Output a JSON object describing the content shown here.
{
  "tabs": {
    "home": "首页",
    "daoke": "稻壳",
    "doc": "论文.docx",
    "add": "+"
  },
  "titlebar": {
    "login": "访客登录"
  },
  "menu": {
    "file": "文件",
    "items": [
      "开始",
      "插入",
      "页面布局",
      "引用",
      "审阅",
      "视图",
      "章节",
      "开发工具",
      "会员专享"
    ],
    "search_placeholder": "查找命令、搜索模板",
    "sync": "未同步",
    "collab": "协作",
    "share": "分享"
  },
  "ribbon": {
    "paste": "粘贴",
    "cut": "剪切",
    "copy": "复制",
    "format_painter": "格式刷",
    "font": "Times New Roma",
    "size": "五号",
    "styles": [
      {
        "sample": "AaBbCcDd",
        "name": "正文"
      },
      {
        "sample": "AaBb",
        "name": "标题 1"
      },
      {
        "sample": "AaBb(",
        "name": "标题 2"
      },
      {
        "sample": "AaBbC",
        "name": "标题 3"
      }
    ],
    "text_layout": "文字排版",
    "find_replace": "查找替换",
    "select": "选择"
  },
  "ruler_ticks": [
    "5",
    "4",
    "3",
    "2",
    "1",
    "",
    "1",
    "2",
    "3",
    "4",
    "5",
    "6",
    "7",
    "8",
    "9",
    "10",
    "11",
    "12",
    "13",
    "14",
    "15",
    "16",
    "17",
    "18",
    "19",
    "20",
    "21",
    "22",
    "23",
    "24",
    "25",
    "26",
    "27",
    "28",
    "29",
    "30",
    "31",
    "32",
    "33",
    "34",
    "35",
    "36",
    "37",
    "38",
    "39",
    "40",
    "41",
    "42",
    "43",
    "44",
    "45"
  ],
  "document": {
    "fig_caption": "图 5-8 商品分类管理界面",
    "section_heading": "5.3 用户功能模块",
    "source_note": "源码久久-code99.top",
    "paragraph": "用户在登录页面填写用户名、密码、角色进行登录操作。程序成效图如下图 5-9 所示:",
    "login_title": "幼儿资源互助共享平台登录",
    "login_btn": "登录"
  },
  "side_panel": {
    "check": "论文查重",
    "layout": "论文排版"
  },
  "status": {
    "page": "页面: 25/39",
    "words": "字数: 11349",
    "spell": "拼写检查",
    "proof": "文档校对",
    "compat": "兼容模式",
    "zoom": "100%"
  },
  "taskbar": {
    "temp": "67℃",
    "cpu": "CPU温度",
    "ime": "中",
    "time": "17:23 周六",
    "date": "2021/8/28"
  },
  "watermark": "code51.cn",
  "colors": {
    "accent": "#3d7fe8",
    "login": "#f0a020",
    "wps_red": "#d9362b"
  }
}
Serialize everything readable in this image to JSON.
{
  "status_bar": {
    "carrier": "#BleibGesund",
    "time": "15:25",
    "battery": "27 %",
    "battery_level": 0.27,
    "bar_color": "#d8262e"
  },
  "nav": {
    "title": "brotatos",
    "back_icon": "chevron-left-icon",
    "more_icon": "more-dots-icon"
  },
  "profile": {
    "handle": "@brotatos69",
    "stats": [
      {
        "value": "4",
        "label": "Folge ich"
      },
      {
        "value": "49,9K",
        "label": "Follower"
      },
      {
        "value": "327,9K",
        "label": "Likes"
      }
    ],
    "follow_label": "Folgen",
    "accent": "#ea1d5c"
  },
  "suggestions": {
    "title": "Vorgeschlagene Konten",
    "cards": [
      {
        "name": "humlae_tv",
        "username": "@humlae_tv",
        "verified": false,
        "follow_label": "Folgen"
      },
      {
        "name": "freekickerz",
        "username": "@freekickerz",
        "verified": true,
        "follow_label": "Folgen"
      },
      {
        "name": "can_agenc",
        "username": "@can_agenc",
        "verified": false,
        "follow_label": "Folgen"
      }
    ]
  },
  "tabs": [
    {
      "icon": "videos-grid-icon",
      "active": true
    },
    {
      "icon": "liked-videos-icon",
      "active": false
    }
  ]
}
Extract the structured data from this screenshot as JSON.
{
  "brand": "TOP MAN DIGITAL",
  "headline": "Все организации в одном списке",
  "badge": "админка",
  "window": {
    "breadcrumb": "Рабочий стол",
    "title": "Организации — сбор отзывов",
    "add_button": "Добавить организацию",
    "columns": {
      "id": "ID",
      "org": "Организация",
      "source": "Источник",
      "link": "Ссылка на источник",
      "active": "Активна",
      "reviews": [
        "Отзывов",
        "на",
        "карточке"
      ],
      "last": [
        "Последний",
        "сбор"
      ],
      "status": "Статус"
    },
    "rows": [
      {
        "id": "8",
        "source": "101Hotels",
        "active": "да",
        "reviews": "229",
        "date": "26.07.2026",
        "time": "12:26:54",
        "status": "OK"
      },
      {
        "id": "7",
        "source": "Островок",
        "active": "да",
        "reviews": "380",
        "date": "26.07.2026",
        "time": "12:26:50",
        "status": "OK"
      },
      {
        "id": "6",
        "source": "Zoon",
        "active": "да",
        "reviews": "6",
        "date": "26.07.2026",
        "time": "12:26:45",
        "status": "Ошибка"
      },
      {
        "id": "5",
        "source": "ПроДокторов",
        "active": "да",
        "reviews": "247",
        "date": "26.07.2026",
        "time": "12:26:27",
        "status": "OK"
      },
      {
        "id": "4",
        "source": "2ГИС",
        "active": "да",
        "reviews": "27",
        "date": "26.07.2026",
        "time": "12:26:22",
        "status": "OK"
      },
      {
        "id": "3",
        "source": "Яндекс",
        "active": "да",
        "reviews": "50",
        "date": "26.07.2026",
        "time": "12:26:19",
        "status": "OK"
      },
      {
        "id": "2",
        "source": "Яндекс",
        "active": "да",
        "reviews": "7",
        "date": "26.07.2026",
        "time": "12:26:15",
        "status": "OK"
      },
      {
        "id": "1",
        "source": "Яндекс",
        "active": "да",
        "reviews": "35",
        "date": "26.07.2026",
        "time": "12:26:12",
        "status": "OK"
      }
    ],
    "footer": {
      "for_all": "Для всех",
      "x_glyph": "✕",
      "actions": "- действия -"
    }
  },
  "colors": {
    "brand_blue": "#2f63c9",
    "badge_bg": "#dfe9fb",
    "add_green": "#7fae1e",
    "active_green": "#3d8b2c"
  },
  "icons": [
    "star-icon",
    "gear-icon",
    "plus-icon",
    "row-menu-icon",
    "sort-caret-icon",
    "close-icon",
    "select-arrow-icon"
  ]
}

▸ **EXERCISE PROMPT**: Output the entries exactly.

▸ **COMPLETE ANSWER**:
Output a JSON object describing the content shown here.
{
  "tabs": {
    "home": "首页",
    "daoke": "稻壳",
    "doc": "论文.docx",
    "add": "+"
  },
  "titlebar": {
    "login": "访客登录"
  },
  "menu": {
    "file": "文件",
    "items": [
      "开始",
      "插入",
      "页面布局",
      "引用",
      "审阅",
      "视图",
      "章节",
      "开发工具",
      "会员专享"
    ],
    "search_placeholder": "查找命令、搜索模板",
    "sync": "未同步",
    "collab": "协作",
    "share": "分享"
  },
  "ribbon": {
    "paste": "粘贴",
    "cut": "剪切",
    "copy": "复制",
    "format_painter": "格式刷",
    "font": "Times New Roma",
    "size": "五号",
    "styles": [
      {
        "sample": "AaBbCcDd",
        "name": "正文"
      },
      {
        "sample": "AaBb",
        "name": "标题 1"
      },
      {
        "sample": "AaBb(",
        "name": "标题 2"
      },
      {
        "sample": "AaBbC",
        "name": "标题 3"
      }
    ],
    "text_layout": "文字排版",
    "find_replace": "查找替换",
    "select": "选择"
  },
  "ruler_ticks": [
    "5",
    "4",
    "3",
    "2",
    "1",
    "",
    "1",
    "2",
    "3",
    "4",
    "5",
    "6",
    "7",
    "8",
    "9",
    "10",
    "11",
    "12",
    "13",
    "14",
    "15",
    "16",
    "17",
    "18",
    "19",
    "20",
    "21",
    "22",
    "23",
    "24",
    "25",
    "26",
    "27",
    "28",
    "29",
    "30",
    "31",
    "32",
    "33",
    "34",
    "35",
    "36",
    "37",
    "38",
    "39",
    "40",
    "41",
    "42",
    "43",
    "44",
    "45"
  ],
  "document": {
    "fig_caption": "图 5-8 商品分类管理界面",
    "section_heading": "5.3 用户功能模块",
    "source_note": "源码久久-code99.top",
    "paragraph": "用户在登录页面填写用户名、密码、角色进行登录操作。程序成效图如下图 5-9 所示:",
    "login_title": "幼儿资源互助共享平台登录",
    "login_btn": "登录"
  },
  "side_panel": {
    "check": "论文查重",
    "layout": "论文排版"
  },
  "status": {
    "page": "页面: 25/39",
    "words": "字数: 11349",
    "spell": "拼写检查",
    "proof": "文档校对",
    "compat": "兼容模式",
    "zoom": "100%"
  },
  "taskbar": {
    "temp": "67℃",
    "cpu": "CPU温度",
    "ime": "中",
    "time": "17:23 周六",
    "date": "2021/8/28"
  },
  "watermark": "code51.cn",
  "colors": {
    "accent": "#3d7fe8",
    "login": "#f0a020",
    "wps_red": "#d9362b"
  }
}
Serialize everything readable in this image to JSON.
{
  "status_bar": {
    "carrier": "#BleibGesund",
    "time": "15:25",
    "battery": "27 %",
    "battery_level": 0.27,
    "bar_color": "#d8262e"
  },
  "nav": {
    "title": "brotatos",
    "back_icon": "chevron-left-icon",
    "more_icon": "more-dots-icon"
  },
  "profile": {
    "handle": "@brotatos69",
    "stats": [
      {
        "value": "4",
        "label": "Folge ich"
      },
      {
        "value": "49,9K",
        "label": "Follower"
      },
      {
        "value": "327,9K",
        "label": "Likes"
      }
    ],
    "follow_label": "Folgen",
    "accent": "#ea1d5c"
  },
  "suggestions": {
    "title": "Vorgeschlagene Konten",
    "cards": [
      {
        "name": "humlae_tv",
        "username": "@humlae_tv",
        "verified": false,
        "follow_label": "Folgen"
      },
      {
        "name": "freekickerz",
        "username": "@freekickerz",
        "verified": true,
        "follow_label": "Folgen"
      },
      {
        "name": "can_agenc",
        "username": "@can_agenc",
        "verified": false,
        "follow_label": "Folgen"
      }
    ]
  },
  "tabs": [
    {
      "icon": "videos-grid-icon",
      "active": true
    },
    {
      "icon": "liked-videos-icon",
      "active": false
    }
  ]
}
Extract the structured data from this screenshot as JSON.
{
  "brand": "TOP MAN DIGITAL",
  "headline": "Все организации в одном списке",
  "badge": "админка",
  "window": {
    "breadcrumb": "Рабочий стол",
    "title": "Организации — сбор отзывов",
    "add_button": "Добавить организацию",
    "columns": {
      "id": "ID",
      "org": "Организация",
      "source": "Источник",
      "link": "Ссылка на источник",
      "active": "Активна",
      "reviews": [
        "Отзывов",
        "на",
        "карточке"
      ],
      "last": [
        "Последний",
        "сбор"
      ],
      "status": "Статус"
    },
    "rows": [
      {
        "id": "8",
        "source": "101Hotels",
        "active": "да",
        "reviews": "229",
        "date": "26.07.2026",
        "time": "12:26:54",
        "status": "OK"
      },
      {
        "id": "7",
        "source": "Островок",
        "active": "да",
        "reviews": "380",
        "date": "26.07.2026",
        "time": "12:26:50",
        "status": "OK"
      },
      {
        "id": "6",
        "source": "Zoon",
        "active": "да",
        "reviews": "6",
        "date": "26.07.2026",
        "time": "12:26:45",
        "status": "Ошибка"
      },
      {
        "id": "5",
        "source": "ПроДокторов",
        "active": "да",
        "reviews": "247",
        "date": "26.07.2026",
        "time": "12:26:27",
        "status": "OK"
      },
      {
        "id": "4",
        "source": "2ГИС",
        "active": "да",
        "reviews": "27",
        "date": "26.07.2026",
        "time": "12:26:22",
        "status": "OK"
      },
      {
        "id": "3",
        "source": "Яндекс",
        "active": "да",
        "reviews": "50",
        "date": "26.07.2026",
        "time": "12:26:19",
        "status": "OK"
      },
      {
        "id": "2",
        "source": "Яндекс",
        "active": "да",
        "reviews": "7",
        "date": "26.07.2026",
        "time": "12:26:15",
        "status": "OK"
      },
      {
        "id": "1",
        "source": "Яндекс",
        "active": "да",
        "reviews": "35",
        "date": "26.07.2026",
        "time": "12:26:12",
        "status": "OK"
      }
    ],
    "footer": {
      "for_all": "Для всех",
      "x_glyph": "✕",
      "actions": "- действия -"
    }
  },
  "colors": {
    "brand_blue": "#2f63c9",
    "badge_bg": "#dfe9fb",
    "add_green": "#7fae1e",
    "active_green": "#3d8b2c"
  },
  "icons": [
    "star-icon",
    "gear-icon",
    "plus-icon",
    "row-menu-icon",
    "sort-caret-icon",
    "close-icon",
    "select-arrow-icon"
  ]
}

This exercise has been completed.